# [What the task asks]
Extract the data exactly, missing nothing.

# [Data shown]

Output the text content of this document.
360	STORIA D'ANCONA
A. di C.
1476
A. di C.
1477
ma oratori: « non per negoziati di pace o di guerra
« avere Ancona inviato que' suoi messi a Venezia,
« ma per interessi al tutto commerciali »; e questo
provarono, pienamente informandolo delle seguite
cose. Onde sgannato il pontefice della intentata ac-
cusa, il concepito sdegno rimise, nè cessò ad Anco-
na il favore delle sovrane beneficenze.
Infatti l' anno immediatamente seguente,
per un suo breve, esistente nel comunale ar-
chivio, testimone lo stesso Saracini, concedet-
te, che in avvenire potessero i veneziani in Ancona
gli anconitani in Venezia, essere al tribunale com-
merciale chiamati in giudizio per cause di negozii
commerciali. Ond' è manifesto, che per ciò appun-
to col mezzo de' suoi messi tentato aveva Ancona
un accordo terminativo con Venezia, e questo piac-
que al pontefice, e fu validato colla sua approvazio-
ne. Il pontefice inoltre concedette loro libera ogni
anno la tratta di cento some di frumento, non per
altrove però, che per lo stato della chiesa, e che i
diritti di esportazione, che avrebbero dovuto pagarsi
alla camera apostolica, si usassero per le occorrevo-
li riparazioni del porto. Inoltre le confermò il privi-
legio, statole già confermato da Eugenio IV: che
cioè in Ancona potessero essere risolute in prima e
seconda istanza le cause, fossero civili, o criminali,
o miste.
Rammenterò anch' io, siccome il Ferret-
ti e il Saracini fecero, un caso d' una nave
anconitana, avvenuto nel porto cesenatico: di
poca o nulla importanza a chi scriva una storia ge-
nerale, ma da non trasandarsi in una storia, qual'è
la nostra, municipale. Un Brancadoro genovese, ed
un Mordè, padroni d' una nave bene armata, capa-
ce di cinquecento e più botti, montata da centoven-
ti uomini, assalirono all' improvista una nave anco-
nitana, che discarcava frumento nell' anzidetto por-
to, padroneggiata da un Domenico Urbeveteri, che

# [Answer for this exercise]
Output the text content of this document.
360	STORIA D'ANCONA
A. di C.
1476
A. di C.
1477
ma oratori: « non per negoziati di pace o di guerra
« avere Ancona inviato que' suoi messi a Venezia,
« ma per interessi al tutto commerciali »; e questo
provarono, pienamente informandolo delle seguite
cose. Onde sgannato il pontefice della intentata ac-
cusa, il concepito sdegno rimise, nè cessò ad Anco-
na il favore delle sovrane beneficenze.
Infatti l' anno immediatamente seguente,
per un suo breve, esistente nel comunale ar-
chivio, testimone lo stesso Saracini, concedet-
te, che in avvenire potessero i veneziani in Ancona
gli anconitani in Venezia, essere al tribunale com-
merciale chiamati in giudizio per cause di negozii
commerciali. Ond' è manifesto, che per ciò appun-
to col mezzo de' suoi messi tentato aveva Ancona
un accordo terminativo con Venezia, e questo piac-
que al pontefice, e fu validato colla sua approvazio-
ne. Il pontefice inoltre concedette loro libera ogni
anno la tratta di cento some di frumento, non per
altrove però, che per lo stato della chiesa, e che i
diritti di esportazione, che avrebbero dovuto pagarsi
alla camera apostolica, si usassero per le occorrevo-
li riparazioni del porto. Inoltre le confermò il privi-
legio, statole già confermato da Eugenio IV: che
cioè in Ancona potessero essere risolute in prima e
seconda istanza le cause, fossero civili, o criminali,
o miste.
Rammenterò anch' io, siccome il Ferret-
ti e il Saracini fecero, un caso d' una nave
anconitana, avvenuto nel porto cesenatico: di
poca o nulla importanza a chi scriva una storia ge-
nerale, ma da non trasandarsi in una storia, qual'è
la nostra, municipale. Un Brancadoro genovese, ed
un Mordè, padroni d' una nave bene armata, capa-
ce di cinquecento e più botti, montata da centoven-
ti uomini, assalirono all' improvista una nave anco-
nitana, che discarcava frumento nell' anzidetto por-
to, padroneggiata da un Domenico Urbeveteri, che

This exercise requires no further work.